Search the records that follow and extract every line containing the string "JSON".

Data lines
----

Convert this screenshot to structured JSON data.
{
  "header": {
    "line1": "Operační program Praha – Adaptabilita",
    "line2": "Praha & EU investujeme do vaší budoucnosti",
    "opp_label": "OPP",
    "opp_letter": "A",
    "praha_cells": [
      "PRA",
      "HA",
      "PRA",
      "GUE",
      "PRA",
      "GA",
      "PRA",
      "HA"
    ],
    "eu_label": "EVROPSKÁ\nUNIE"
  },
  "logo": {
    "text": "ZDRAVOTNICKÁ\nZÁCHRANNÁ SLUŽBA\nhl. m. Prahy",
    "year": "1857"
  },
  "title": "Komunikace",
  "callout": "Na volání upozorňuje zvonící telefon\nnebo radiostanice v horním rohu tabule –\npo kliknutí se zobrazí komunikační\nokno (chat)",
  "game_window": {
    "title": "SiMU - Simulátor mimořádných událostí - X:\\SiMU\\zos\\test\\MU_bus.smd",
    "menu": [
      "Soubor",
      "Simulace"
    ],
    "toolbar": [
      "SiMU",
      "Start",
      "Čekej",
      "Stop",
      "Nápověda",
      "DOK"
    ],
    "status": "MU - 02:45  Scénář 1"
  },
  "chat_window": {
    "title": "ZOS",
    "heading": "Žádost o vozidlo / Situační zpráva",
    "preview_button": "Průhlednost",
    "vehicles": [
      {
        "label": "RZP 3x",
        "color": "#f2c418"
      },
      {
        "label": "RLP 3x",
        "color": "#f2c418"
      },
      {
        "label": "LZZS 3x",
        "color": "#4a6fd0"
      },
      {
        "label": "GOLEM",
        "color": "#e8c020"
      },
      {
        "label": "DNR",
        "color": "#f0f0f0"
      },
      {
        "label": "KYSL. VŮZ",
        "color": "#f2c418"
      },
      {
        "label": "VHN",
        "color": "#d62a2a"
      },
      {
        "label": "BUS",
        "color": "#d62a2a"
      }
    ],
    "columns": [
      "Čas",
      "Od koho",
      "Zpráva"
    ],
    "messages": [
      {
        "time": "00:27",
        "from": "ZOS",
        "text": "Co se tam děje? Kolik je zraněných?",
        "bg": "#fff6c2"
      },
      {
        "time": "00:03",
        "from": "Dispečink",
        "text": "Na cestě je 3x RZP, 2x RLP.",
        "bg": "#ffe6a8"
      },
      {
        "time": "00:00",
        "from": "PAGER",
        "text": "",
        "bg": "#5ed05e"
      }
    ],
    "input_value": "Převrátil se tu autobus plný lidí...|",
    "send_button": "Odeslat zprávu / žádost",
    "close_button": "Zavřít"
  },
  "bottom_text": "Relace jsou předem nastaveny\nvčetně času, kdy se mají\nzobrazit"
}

----

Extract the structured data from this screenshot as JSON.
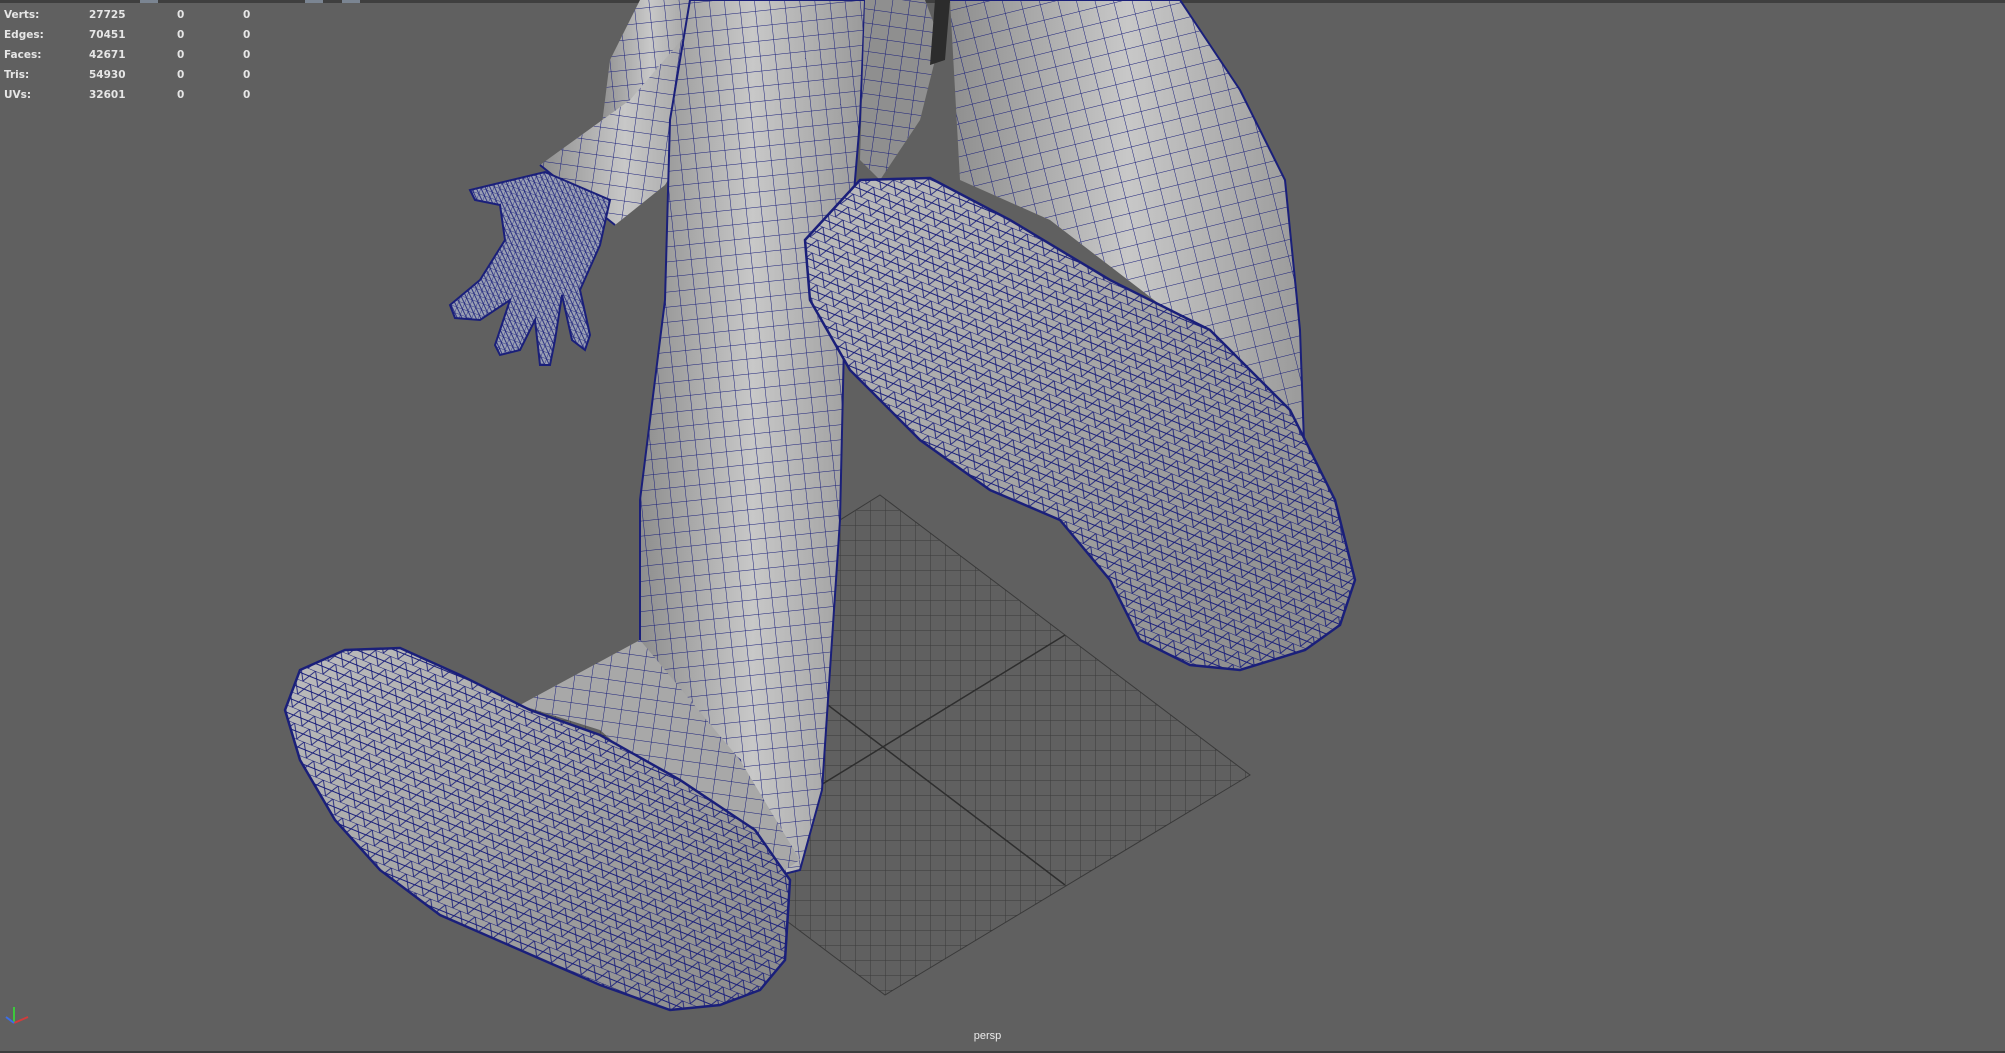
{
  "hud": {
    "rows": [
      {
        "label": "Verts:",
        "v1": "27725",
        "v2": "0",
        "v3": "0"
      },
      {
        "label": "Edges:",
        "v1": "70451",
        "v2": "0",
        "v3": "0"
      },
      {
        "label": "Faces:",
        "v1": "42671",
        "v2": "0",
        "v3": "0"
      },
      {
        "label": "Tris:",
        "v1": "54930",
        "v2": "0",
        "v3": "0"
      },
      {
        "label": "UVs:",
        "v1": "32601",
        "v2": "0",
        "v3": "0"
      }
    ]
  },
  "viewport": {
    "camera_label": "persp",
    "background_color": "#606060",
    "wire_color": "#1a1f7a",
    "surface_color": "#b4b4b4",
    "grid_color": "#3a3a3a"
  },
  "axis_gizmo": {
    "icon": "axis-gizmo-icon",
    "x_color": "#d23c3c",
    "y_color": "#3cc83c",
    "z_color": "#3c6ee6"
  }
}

----

Task result
Convert this screenshot to structured JSON data.
Extract the structured data from this screenshot as JSON.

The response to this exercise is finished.